***** Records to use
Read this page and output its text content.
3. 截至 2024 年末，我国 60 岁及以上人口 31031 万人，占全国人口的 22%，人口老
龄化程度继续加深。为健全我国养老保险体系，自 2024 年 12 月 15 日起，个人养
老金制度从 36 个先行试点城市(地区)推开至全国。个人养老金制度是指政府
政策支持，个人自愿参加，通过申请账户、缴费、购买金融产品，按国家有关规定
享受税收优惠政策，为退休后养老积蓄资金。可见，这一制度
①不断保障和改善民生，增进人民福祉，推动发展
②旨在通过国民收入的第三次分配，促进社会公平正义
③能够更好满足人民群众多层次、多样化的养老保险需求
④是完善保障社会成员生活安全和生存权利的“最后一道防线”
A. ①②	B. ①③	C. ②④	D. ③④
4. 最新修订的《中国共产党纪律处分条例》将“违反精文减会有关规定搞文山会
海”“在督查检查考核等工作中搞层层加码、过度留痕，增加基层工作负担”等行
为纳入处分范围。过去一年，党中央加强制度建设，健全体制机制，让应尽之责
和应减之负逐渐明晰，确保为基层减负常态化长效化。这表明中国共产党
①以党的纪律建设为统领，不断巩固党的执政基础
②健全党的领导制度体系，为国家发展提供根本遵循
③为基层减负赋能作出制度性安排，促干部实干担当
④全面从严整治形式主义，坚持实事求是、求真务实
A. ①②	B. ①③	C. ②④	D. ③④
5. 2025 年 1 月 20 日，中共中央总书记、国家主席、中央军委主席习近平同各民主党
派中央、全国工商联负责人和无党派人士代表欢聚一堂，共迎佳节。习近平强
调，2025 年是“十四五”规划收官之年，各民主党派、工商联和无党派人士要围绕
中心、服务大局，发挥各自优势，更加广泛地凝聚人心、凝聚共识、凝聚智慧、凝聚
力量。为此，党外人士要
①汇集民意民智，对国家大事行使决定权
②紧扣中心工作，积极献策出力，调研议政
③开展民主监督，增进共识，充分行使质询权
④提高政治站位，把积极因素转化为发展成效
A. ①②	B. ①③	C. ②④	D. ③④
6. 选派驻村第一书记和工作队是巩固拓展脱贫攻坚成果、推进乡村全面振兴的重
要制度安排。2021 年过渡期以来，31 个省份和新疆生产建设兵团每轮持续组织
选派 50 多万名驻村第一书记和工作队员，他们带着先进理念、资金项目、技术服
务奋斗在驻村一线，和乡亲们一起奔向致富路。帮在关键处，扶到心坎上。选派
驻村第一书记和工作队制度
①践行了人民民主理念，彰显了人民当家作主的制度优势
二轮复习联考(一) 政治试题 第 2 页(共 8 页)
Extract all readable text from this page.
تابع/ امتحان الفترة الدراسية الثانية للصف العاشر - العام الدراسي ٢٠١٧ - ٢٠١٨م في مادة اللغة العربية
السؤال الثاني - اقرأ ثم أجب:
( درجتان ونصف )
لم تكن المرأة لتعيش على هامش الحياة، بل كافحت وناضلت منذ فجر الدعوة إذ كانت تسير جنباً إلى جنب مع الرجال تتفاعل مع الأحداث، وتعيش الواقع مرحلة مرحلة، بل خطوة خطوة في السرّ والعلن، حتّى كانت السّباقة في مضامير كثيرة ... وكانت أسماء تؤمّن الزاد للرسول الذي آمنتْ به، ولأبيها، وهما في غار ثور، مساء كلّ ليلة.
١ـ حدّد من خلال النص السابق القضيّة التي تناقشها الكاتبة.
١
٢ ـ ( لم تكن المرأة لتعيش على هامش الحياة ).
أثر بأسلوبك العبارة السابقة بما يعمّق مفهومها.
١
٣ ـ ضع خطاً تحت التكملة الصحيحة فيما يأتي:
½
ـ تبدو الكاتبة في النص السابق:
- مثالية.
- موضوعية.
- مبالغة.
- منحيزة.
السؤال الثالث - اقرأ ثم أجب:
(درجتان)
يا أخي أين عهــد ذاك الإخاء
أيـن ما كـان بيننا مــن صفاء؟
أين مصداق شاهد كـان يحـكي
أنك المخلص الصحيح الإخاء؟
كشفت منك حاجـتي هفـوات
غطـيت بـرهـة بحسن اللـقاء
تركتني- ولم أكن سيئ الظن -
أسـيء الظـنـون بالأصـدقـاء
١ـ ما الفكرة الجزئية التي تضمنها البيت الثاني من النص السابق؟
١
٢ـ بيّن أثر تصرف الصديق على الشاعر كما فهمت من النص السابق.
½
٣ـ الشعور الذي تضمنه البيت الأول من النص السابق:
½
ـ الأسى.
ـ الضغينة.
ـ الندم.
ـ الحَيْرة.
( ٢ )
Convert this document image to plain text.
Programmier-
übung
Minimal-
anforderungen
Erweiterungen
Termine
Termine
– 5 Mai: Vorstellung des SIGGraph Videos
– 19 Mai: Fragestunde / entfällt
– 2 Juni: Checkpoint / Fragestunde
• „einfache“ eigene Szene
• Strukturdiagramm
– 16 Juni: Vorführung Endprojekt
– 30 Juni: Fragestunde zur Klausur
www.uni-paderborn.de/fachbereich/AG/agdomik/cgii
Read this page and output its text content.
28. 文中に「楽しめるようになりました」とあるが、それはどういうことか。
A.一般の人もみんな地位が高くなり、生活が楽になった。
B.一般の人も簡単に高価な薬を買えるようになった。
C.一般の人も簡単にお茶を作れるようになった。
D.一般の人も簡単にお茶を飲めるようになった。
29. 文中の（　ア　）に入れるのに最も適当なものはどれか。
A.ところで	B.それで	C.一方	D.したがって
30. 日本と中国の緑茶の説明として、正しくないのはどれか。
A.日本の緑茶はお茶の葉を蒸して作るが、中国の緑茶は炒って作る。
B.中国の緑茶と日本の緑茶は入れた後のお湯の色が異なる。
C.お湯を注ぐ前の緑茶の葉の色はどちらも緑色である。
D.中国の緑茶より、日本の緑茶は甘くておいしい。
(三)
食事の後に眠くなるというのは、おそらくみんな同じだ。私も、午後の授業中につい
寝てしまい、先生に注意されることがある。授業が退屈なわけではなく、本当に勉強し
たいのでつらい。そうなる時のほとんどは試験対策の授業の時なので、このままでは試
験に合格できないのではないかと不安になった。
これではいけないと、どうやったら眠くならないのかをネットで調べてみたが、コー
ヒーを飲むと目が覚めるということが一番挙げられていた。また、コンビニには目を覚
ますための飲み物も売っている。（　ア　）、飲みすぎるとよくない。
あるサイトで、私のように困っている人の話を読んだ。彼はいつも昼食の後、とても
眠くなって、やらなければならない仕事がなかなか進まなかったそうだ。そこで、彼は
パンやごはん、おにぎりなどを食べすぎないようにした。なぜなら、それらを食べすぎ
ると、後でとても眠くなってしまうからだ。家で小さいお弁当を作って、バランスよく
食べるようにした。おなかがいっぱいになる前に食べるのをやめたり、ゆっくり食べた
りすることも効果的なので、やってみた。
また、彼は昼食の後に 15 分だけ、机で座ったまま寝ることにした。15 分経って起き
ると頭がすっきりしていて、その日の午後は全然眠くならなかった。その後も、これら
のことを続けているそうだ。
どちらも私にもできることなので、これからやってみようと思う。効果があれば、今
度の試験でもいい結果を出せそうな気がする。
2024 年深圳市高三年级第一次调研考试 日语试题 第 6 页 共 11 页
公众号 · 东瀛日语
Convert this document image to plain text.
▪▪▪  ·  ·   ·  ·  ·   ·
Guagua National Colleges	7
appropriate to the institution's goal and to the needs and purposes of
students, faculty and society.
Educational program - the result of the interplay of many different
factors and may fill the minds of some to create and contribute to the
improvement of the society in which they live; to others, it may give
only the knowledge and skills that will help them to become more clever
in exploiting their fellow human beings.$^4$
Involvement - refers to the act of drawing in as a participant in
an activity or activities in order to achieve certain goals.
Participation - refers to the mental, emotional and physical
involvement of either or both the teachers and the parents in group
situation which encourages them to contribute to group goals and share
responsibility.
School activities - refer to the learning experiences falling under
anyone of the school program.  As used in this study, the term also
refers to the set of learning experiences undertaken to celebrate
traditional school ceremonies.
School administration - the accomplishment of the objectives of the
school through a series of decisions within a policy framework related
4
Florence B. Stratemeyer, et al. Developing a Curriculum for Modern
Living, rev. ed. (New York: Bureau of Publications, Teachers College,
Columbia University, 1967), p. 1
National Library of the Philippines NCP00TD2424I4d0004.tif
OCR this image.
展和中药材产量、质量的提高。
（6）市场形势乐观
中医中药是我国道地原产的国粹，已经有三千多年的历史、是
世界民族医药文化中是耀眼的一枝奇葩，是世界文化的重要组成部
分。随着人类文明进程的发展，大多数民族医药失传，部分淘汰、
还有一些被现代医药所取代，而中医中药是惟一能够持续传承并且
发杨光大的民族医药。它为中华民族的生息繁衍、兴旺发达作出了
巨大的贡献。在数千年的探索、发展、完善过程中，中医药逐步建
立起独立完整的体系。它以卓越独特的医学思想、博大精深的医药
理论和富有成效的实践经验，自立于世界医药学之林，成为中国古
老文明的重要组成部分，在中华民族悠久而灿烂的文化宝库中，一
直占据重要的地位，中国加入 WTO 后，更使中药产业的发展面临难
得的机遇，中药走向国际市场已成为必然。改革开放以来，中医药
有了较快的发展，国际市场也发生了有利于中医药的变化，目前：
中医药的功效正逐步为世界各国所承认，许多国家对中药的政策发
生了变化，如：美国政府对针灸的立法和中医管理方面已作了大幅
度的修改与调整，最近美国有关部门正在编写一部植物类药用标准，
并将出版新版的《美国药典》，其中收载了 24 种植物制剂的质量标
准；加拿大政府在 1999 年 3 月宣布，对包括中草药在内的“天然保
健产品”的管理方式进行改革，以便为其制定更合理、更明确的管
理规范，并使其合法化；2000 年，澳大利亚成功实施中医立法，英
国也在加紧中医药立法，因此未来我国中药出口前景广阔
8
**********
In the entries above, locate every line with the word "Fragestunde" and copy it.

● **Worked solution**
– 19 Mai: Fragestunde / entfällt
– 2 Juni: Checkpoint / Fragestunde
– 30 Juni: Fragestunde zur Klausur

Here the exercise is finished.